**TASK INPUTS**
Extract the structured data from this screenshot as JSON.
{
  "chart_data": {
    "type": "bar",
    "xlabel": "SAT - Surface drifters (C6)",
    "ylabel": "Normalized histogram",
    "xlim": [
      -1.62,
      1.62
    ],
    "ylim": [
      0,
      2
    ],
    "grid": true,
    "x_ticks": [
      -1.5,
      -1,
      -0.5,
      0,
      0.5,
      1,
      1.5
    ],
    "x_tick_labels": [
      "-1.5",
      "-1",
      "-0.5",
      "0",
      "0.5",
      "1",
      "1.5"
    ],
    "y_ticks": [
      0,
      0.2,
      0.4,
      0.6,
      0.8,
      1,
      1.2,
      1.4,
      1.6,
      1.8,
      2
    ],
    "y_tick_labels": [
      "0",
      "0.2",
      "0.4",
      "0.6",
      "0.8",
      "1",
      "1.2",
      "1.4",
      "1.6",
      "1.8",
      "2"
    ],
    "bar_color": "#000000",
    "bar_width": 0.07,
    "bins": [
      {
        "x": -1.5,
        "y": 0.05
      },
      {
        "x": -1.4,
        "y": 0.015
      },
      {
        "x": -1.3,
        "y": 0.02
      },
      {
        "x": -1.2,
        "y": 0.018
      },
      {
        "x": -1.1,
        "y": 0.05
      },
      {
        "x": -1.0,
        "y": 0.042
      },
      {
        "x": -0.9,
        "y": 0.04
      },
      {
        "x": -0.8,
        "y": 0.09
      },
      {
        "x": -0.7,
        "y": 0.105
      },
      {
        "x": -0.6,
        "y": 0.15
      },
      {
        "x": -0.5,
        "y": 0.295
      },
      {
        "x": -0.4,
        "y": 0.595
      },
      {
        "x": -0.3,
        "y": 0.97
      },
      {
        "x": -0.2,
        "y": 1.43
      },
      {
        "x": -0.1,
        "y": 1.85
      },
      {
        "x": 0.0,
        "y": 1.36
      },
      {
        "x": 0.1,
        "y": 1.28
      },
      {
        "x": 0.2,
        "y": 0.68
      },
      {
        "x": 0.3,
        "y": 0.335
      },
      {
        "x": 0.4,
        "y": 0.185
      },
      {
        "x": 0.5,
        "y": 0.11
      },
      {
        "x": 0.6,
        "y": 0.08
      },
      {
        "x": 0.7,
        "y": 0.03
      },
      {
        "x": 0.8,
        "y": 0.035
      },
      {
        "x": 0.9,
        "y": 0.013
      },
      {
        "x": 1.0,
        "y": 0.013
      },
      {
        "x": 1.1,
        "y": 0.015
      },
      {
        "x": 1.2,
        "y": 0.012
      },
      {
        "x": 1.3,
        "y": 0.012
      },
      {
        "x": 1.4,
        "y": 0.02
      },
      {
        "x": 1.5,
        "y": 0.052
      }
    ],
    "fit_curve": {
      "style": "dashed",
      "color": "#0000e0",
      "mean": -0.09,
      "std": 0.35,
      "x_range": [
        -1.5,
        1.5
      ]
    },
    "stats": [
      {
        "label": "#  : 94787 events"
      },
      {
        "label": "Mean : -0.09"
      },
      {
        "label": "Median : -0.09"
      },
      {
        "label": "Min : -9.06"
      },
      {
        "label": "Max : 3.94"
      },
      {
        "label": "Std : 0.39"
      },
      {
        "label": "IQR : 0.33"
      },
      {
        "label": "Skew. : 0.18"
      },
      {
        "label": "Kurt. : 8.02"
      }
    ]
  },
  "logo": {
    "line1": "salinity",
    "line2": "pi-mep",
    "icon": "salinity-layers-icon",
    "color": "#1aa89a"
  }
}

**WHAT IS ASKED**
Return all the data exactly as given.

**RESPONSE TO THIS EXERCISE**
Extract the structured data from this screenshot as JSON.
{
  "chart_data": {
    "type": "bar",
    "xlabel": "SAT - Surface drifters (C6)",
    "ylabel": "Normalized histogram",
    "xlim": [
      -1.62,
      1.62
    ],
    "ylim": [
      0,
      2
    ],
    "grid": true,
    "x_ticks": [
      -1.5,
      -1,
      -0.5,
      0,
      0.5,
      1,
      1.5
    ],
    "x_tick_labels": [
      "-1.5",
      "-1",
      "-0.5",
      "0",
      "0.5",
      "1",
      "1.5"
    ],
    "y_ticks": [
      0,
      0.2,
      0.4,
      0.6,
      0.8,
      1,
      1.2,
      1.4,
      1.6,
      1.8,
      2
    ],
    "y_tick_labels": [
      "0",
      "0.2",
      "0.4",
      "0.6",
      "0.8",
      "1",
      "1.2",
      "1.4",
      "1.6",
      "1.8",
      "2"
    ],
    "bar_color": "#000000",
    "bar_width": 0.07,
    "bins": [
      {
        "x": -1.5,
        "y": 0.05
      },
      {
        "x": -1.4,
        "y": 0.015
      },
      {
        "x": -1.3,
        "y": 0.02
      },
      {
        "x": -1.2,
        "y": 0.018
      },
      {
        "x": -1.1,
        "y": 0.05
      },
      {
        "x": -1.0,
        "y": 0.042
      },
      {
        "x": -0.9,
        "y": 0.04
      },
      {
        "x": -0.8,
        "y": 0.09
      },
      {
        "x": -0.7,
        "y": 0.105
      },
      {
        "x": -0.6,
        "y": 0.15
      },
      {
        "x": -0.5,
        "y": 0.295
      },
      {
        "x": -0.4,
        "y": 0.595
      },
      {
        "x": -0.3,
        "y": 0.97
      },
      {
        "x": -0.2,
        "y": 1.43
      },
      {
        "x": -0.1,
        "y": 1.85
      },
      {
        "x": 0.0,
        "y": 1.36
      },
      {
        "x": 0.1,
        "y": 1.28
      },
      {
        "x": 0.2,
        "y": 0.68
      },
      {
        "x": 0.3,
        "y": 0.335
      },
      {
        "x": 0.4,
        "y": 0.185
      },
      {
        "x": 0.5,
        "y": 0.11
      },
      {
        "x": 0.6,
        "y": 0.08
      },
      {
        "x": 0.7,
        "y": 0.03
      },
      {
        "x": 0.8,
        "y": 0.035
      },
      {
        "x": 0.9,
        "y": 0.013
      },
      {
        "x": 1.0,
        "y": 0.013
      },
      {
        "x": 1.1,
        "y": 0.015
      },
      {
        "x": 1.2,
        "y": 0.012
      },
      {
        "x": 1.3,
        "y": 0.012
      },
      {
        "x": 1.4,
        "y": 0.02
      },
      {
        "x": 1.5,
        "y": 0.052
      }
    ],
    "fit_curve": {
      "style": "dashed",
      "color": "#0000e0",
      "mean": -0.09,
      "std": 0.35,
      "x_range": [
        -1.5,
        1.5
      ]
    },
    "stats": [
      {
        "label": "#  : 94787 events"
      },
      {
        "label": "Mean : -0.09"
      },
      {
        "label": "Median : -0.09"
      },
      {
        "label": "Min : -9.06"
      },
      {
        "label": "Max : 3.94"
      },
      {
        "label": "Std : 0.39"
      },
      {
        "label": "IQR : 0.33"
      },
      {
        "label": "Skew. : 0.18"
      },
      {
        "label": "Kurt. : 8.02"
      }
    ]
  },
  "logo": {
    "line1": "salinity",
    "line2": "pi-mep",
    "icon": "salinity-layers-icon",
    "color": "#1aa89a"
  }
}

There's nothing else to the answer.